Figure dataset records
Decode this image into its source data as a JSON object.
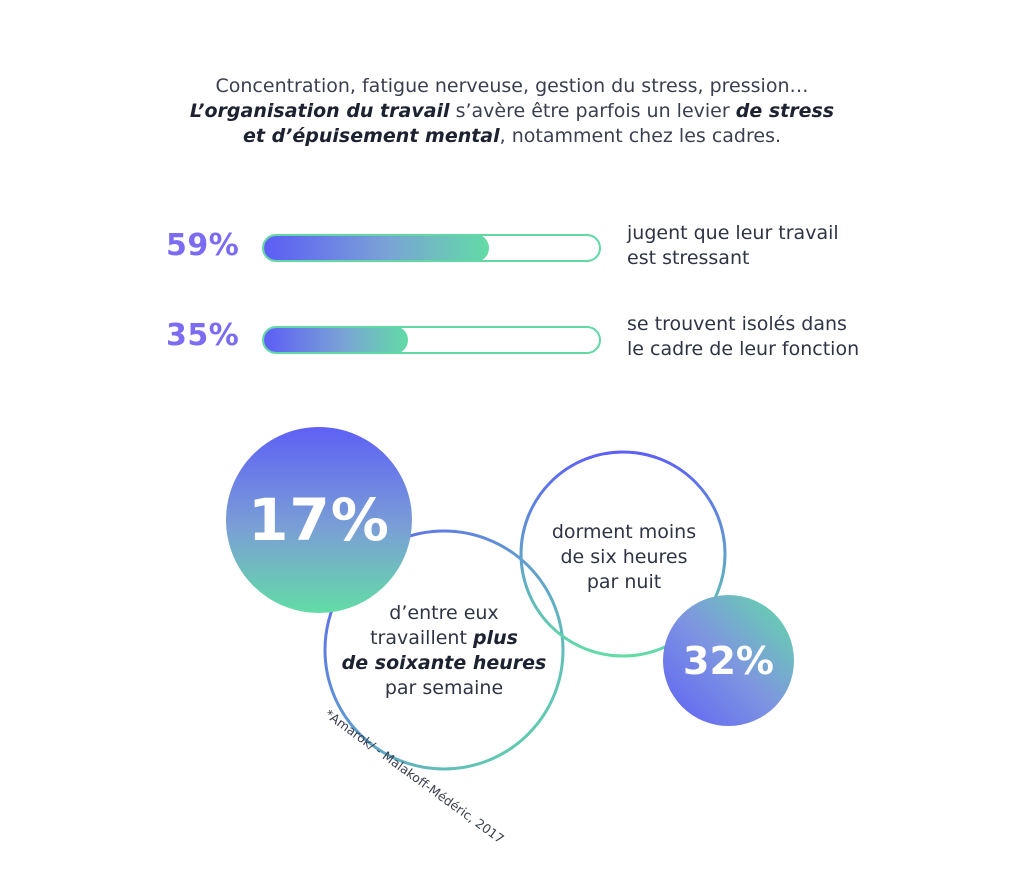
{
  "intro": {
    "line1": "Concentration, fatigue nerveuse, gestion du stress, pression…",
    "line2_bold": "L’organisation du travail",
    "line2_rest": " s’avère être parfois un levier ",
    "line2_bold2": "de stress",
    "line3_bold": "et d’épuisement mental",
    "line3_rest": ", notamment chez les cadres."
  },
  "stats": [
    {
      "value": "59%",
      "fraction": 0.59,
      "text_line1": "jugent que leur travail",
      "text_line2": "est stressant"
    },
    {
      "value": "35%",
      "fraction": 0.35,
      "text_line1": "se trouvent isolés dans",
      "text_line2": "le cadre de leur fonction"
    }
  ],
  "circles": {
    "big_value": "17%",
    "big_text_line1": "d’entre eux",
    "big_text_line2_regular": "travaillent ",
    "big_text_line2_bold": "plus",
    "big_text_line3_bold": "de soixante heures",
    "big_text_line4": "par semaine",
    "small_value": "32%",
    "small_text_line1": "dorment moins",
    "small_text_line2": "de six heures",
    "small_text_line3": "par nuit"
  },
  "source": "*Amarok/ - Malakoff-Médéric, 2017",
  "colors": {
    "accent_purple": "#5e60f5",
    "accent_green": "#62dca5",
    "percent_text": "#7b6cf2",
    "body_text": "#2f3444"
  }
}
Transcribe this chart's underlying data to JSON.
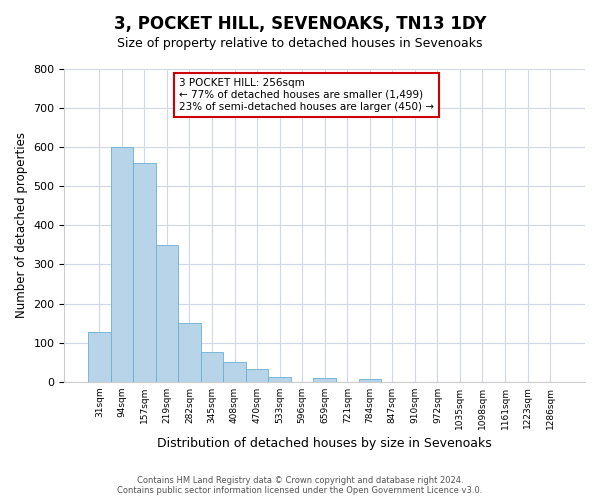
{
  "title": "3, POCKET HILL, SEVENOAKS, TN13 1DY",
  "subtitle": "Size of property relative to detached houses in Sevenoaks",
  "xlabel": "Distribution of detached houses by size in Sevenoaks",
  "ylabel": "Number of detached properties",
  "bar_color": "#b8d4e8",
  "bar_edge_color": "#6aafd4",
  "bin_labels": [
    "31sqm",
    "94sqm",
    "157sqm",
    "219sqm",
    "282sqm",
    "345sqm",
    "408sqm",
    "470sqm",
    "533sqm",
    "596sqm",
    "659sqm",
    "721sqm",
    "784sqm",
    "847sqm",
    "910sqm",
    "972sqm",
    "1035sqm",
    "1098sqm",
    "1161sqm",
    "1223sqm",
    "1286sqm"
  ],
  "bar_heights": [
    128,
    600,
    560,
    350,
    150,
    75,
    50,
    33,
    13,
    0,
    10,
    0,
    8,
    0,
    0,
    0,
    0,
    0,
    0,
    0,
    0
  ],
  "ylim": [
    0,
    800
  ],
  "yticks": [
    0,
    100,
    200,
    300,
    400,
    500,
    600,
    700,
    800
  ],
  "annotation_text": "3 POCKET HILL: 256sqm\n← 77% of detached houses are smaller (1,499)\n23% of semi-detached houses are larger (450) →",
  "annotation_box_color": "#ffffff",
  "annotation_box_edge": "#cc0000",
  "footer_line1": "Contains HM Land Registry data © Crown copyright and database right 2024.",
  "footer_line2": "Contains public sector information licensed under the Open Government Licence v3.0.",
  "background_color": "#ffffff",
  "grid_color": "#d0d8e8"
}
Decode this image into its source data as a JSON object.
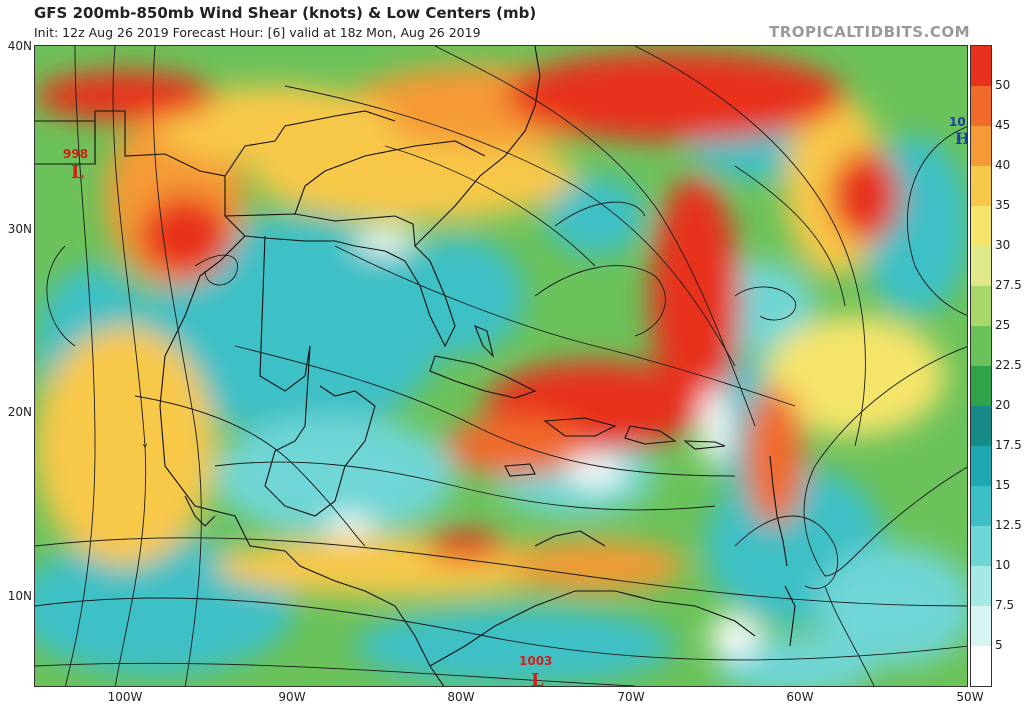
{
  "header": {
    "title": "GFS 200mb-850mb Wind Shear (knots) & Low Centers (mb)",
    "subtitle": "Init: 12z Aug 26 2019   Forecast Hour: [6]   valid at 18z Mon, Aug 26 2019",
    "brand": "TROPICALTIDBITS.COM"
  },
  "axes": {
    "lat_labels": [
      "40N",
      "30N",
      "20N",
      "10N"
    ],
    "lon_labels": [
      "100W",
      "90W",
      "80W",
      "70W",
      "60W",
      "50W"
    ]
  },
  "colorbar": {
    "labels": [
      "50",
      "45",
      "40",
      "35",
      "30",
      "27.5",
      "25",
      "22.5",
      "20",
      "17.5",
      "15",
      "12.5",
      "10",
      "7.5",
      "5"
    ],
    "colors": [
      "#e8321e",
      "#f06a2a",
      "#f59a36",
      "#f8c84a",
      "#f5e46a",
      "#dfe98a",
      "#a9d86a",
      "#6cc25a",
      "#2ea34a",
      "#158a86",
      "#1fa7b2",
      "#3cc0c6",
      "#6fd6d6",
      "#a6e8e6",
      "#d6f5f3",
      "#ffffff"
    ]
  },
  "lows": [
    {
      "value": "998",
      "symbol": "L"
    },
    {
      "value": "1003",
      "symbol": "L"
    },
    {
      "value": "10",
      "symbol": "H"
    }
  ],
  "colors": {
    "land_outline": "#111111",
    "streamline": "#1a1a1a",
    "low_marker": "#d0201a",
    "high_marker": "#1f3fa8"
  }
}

==

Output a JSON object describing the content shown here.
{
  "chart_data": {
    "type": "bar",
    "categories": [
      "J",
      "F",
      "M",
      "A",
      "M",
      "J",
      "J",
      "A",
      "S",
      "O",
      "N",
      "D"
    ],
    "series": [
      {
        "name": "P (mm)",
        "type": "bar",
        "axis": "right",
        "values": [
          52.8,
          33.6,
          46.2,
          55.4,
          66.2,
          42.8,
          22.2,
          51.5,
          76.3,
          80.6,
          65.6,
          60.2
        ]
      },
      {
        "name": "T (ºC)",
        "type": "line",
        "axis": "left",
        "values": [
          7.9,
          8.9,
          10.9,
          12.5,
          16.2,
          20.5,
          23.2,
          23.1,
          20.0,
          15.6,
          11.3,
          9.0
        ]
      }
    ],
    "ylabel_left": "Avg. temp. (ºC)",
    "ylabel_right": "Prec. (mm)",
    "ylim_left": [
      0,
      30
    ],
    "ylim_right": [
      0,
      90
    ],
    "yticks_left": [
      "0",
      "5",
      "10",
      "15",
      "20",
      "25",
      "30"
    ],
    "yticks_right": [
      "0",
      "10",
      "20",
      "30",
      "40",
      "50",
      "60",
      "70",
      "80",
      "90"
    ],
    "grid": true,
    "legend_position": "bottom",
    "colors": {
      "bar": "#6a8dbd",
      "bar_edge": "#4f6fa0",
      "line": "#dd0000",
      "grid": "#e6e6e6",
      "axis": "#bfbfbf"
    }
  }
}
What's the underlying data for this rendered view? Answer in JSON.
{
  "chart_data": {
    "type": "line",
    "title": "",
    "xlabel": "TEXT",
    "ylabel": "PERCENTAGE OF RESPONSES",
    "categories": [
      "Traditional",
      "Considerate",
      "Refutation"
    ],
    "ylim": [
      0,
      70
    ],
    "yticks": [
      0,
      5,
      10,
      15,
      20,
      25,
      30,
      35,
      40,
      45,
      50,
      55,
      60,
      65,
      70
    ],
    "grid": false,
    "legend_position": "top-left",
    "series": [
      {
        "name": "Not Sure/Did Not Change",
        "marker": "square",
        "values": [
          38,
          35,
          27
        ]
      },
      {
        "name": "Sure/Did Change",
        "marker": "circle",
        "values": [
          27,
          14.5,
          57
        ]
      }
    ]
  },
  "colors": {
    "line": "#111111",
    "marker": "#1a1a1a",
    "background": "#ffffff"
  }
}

> **Stated task**
From the listing, copy each line containing the word "JSON".

> **Solution to the problem**
Decode this image into its source data as a JSON object.
Transcribe this chart's underlying data to JSON.
Decode this image into its source data as a JSON object.
Output a JSON object describing the content shown here.
What's the underlying data for this rendered view? Answer in JSON.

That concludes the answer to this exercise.